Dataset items
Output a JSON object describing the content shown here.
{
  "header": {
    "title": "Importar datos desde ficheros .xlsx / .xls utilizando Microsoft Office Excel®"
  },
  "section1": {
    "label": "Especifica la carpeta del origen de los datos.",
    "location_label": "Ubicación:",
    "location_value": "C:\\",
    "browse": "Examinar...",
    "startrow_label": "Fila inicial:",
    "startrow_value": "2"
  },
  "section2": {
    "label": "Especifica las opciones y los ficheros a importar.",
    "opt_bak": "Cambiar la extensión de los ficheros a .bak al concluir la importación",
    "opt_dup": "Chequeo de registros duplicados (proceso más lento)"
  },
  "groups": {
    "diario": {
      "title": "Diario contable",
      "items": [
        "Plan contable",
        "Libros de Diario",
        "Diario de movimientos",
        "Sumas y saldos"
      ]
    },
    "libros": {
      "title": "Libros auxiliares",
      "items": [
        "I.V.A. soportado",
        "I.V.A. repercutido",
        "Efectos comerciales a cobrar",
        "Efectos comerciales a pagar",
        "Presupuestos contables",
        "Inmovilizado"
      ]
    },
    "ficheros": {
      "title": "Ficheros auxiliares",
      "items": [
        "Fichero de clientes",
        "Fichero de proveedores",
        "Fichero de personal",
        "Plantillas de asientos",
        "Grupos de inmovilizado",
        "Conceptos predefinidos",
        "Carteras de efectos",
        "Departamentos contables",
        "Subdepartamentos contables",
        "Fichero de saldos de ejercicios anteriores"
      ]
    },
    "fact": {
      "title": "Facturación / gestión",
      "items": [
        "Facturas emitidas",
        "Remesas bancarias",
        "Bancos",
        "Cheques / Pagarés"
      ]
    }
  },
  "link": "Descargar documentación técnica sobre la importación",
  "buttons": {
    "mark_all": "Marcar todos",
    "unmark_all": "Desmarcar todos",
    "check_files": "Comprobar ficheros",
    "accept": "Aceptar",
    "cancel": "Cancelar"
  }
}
* * *
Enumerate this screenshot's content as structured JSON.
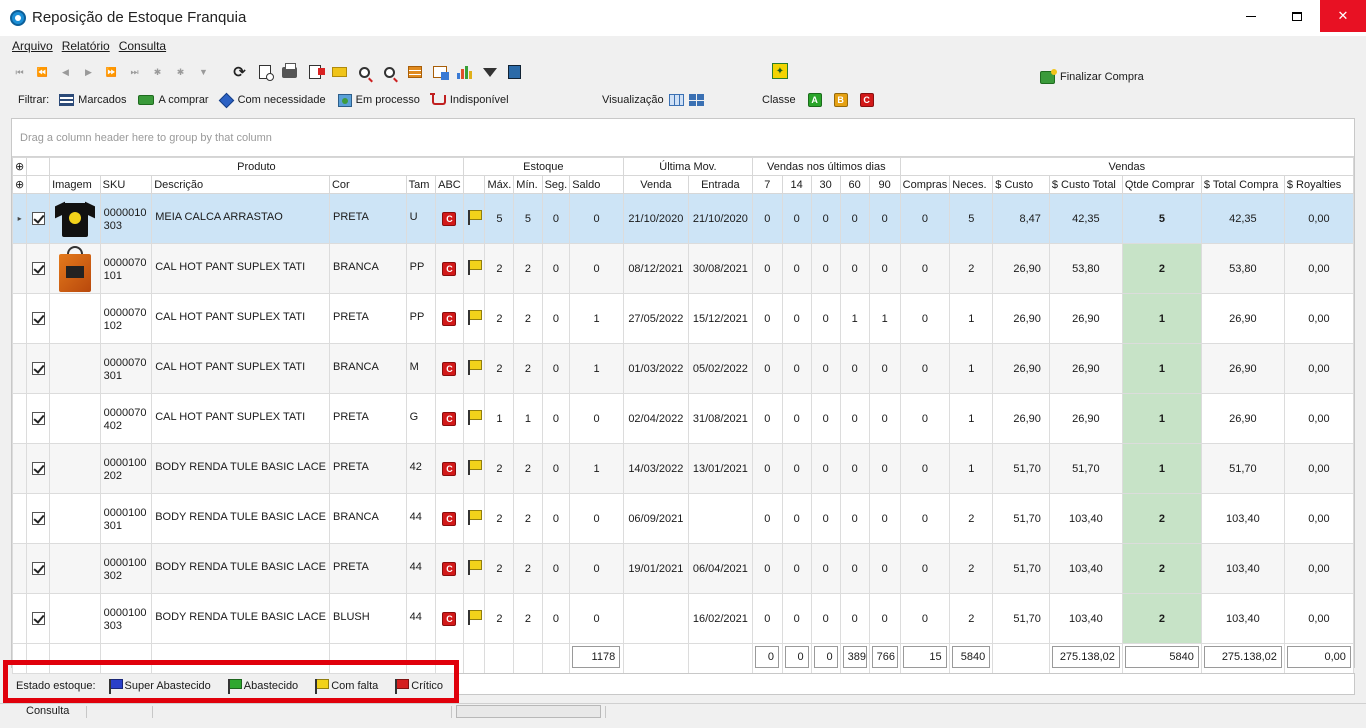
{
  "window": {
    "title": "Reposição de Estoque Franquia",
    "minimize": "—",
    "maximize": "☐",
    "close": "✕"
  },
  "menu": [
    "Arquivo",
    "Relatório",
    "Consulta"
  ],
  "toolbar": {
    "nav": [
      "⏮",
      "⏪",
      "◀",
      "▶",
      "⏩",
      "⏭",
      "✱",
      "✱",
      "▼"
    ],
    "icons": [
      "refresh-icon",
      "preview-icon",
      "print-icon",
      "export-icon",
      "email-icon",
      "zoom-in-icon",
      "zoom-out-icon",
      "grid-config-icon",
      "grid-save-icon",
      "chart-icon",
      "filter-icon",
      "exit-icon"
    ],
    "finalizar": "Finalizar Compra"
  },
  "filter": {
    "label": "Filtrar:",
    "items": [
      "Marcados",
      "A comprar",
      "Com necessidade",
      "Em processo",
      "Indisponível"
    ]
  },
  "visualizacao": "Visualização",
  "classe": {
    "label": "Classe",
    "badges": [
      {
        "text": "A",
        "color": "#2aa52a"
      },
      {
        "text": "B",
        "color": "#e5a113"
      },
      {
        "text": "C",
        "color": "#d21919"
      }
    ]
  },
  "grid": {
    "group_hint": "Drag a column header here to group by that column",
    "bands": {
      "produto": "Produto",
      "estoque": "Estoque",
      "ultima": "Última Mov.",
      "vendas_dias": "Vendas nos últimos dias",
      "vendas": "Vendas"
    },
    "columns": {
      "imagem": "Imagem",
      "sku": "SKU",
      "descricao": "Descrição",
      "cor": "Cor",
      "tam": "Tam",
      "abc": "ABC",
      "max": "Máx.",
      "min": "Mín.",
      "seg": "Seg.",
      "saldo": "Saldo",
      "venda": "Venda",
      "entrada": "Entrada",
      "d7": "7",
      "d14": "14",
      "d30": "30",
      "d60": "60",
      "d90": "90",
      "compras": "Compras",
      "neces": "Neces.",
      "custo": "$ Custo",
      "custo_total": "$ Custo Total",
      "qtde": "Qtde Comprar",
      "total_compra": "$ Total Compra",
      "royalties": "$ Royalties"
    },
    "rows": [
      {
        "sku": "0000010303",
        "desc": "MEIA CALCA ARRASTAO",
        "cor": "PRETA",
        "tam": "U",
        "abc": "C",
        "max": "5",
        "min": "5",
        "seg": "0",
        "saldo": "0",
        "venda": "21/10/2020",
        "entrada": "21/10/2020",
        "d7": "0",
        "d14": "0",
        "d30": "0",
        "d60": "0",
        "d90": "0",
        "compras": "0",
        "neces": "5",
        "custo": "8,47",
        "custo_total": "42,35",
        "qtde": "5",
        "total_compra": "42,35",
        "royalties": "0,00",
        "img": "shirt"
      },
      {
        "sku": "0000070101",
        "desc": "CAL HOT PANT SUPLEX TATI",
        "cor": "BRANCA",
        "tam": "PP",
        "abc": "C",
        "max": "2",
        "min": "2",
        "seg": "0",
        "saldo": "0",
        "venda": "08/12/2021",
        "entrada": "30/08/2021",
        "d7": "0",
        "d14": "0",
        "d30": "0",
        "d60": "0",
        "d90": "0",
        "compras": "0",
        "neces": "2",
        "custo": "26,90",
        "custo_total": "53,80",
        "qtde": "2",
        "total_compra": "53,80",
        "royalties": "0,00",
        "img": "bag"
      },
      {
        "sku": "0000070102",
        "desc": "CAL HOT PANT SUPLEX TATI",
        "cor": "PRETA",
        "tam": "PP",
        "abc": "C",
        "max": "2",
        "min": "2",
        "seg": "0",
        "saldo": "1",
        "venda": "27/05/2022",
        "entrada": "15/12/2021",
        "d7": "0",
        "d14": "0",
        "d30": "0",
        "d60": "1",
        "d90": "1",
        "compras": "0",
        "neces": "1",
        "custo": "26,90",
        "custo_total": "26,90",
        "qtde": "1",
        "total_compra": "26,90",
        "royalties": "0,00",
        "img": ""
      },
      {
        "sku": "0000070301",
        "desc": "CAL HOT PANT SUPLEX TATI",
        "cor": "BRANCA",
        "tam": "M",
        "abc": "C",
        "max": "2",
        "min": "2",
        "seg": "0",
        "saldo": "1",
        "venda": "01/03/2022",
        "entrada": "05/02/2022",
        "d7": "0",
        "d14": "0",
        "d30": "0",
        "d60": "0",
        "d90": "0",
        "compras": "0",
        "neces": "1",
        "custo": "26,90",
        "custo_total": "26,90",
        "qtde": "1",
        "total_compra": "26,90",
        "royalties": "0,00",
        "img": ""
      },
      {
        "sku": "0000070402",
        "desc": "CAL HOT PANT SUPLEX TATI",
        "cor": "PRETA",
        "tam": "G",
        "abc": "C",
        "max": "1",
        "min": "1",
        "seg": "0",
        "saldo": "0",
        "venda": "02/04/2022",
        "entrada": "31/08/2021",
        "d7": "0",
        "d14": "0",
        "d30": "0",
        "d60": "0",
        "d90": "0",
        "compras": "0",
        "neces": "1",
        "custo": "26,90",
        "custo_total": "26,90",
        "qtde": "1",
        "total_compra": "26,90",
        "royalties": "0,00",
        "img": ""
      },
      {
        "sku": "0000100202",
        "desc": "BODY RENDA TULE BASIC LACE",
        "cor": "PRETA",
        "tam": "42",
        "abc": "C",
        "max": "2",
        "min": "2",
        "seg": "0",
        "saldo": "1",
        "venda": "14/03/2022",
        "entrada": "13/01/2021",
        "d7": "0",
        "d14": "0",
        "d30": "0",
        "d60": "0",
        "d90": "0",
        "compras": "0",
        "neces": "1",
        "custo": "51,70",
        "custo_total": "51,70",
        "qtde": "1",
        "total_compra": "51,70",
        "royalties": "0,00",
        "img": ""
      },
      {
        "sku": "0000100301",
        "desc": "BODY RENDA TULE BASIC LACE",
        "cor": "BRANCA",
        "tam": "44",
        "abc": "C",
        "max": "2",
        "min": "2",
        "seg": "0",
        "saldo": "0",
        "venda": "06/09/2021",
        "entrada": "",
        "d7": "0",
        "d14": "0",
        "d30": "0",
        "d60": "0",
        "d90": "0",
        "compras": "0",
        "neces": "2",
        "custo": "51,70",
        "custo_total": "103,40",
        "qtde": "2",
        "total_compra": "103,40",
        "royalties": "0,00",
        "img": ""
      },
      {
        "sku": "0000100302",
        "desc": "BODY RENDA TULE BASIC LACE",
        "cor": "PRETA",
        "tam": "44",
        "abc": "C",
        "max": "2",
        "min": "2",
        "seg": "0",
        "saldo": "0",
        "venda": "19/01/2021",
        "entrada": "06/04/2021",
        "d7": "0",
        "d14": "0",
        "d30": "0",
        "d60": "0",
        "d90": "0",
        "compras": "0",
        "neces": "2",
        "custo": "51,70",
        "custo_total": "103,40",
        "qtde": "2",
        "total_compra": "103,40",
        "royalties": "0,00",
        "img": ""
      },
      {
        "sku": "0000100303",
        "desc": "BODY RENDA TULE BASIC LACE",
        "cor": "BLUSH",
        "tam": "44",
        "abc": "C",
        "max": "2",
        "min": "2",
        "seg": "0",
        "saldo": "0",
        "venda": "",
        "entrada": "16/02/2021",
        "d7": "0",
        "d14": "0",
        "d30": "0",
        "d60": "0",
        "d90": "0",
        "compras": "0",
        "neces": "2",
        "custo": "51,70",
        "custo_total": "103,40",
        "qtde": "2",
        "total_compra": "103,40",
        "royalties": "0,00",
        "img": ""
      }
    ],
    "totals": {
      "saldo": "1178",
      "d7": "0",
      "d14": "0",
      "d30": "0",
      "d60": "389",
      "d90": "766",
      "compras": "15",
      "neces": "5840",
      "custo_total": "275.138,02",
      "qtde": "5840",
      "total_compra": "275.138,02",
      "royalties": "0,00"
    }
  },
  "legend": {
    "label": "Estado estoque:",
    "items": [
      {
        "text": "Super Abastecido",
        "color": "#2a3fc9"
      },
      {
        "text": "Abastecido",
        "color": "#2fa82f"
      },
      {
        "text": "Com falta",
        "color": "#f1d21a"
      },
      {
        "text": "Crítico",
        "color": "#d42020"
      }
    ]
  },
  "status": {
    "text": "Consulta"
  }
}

## SET PROBLEM
Scan the lines above for "Especifica", then copy every one that has it.

## RESPONSE FOR THIS EXERCISE
    "label": "Especifica la carpeta del origen de los datos.",
    "label": "Especifica las opciones y los ficheros a importar.",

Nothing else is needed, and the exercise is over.